Start of Provided records

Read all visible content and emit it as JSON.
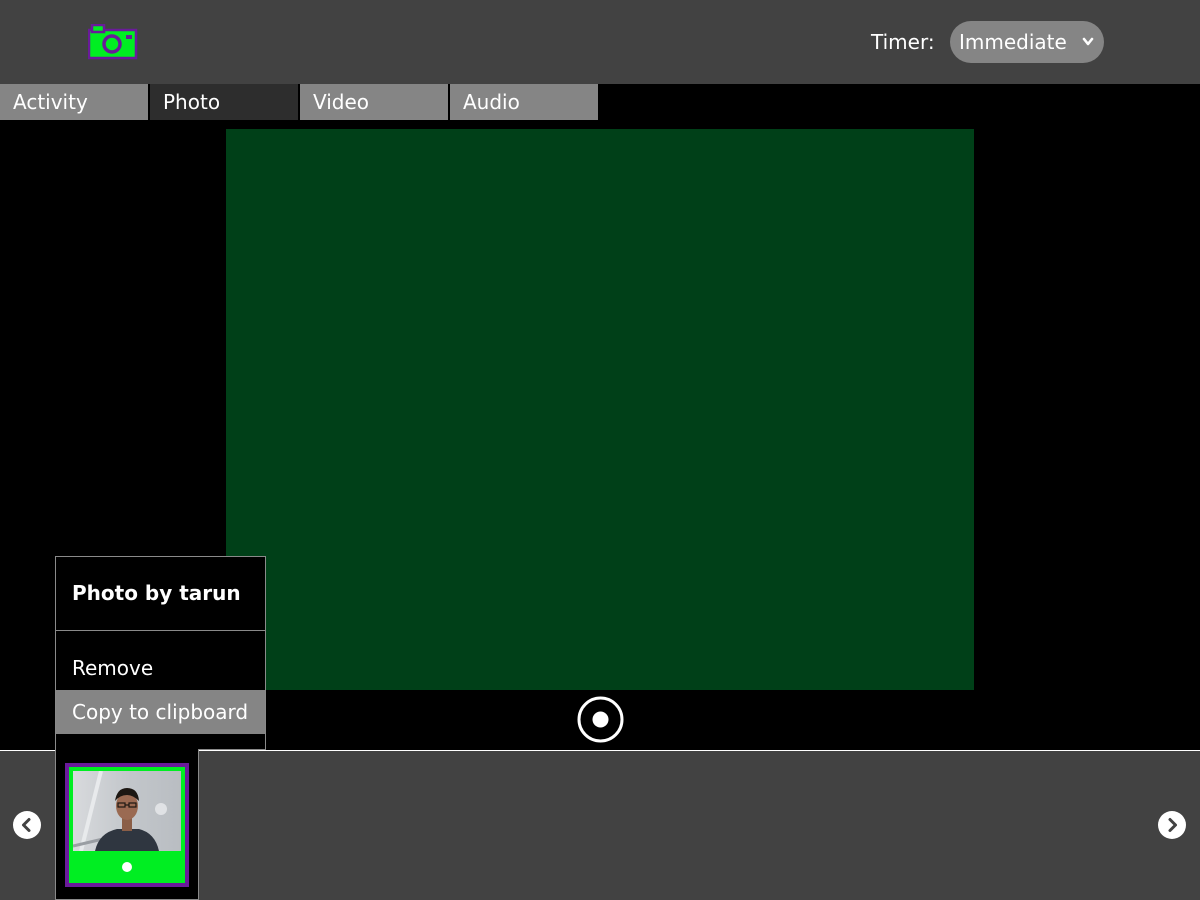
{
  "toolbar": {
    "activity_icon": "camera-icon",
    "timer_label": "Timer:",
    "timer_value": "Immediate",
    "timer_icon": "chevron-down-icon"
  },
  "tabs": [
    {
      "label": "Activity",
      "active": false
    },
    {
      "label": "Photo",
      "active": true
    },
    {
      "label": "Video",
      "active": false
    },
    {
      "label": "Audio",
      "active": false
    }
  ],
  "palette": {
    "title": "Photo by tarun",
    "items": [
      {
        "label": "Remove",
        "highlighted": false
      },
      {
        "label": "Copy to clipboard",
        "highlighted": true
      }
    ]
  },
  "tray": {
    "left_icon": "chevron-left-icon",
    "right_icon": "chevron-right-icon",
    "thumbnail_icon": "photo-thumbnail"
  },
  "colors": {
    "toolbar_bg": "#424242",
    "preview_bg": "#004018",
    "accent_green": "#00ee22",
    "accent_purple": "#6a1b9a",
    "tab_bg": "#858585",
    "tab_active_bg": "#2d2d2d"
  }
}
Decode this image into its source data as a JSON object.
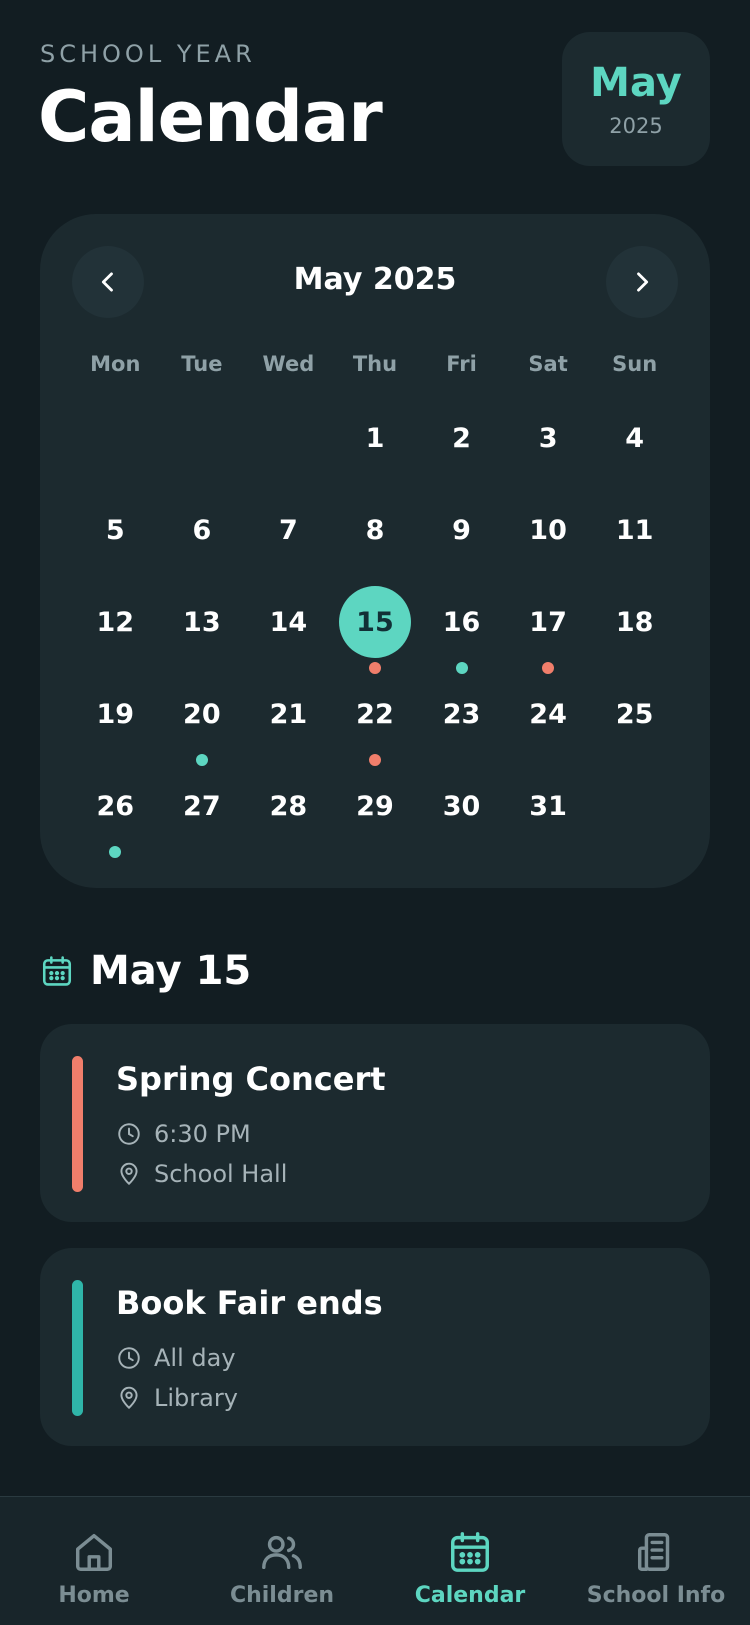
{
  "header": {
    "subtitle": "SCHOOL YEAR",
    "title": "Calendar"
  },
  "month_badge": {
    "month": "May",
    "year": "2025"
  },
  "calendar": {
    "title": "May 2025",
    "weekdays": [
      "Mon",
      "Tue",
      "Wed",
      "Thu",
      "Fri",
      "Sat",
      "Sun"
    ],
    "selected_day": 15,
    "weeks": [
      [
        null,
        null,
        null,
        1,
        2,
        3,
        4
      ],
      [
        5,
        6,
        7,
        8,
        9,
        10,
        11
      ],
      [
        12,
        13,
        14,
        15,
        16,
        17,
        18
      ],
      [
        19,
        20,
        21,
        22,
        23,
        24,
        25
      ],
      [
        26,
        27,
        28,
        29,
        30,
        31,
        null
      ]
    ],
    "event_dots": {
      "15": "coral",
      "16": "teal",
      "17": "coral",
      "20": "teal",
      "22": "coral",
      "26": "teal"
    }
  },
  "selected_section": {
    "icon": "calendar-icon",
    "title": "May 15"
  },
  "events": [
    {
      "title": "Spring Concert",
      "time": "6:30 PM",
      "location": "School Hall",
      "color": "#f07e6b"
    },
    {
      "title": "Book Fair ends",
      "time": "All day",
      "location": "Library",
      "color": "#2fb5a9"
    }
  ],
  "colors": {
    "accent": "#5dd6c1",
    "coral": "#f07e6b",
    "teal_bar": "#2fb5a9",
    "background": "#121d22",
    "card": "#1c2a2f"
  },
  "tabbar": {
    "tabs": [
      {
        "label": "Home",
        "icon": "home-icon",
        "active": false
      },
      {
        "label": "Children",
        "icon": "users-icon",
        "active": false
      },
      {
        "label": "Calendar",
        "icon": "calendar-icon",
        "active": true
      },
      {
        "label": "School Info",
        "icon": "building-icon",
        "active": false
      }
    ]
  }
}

End of Provided records

● **Directive**: Find the word "location" in the data and copy out each line where it turns up.

● **Result**:
      "location": "School Hall",
      "location": "Library",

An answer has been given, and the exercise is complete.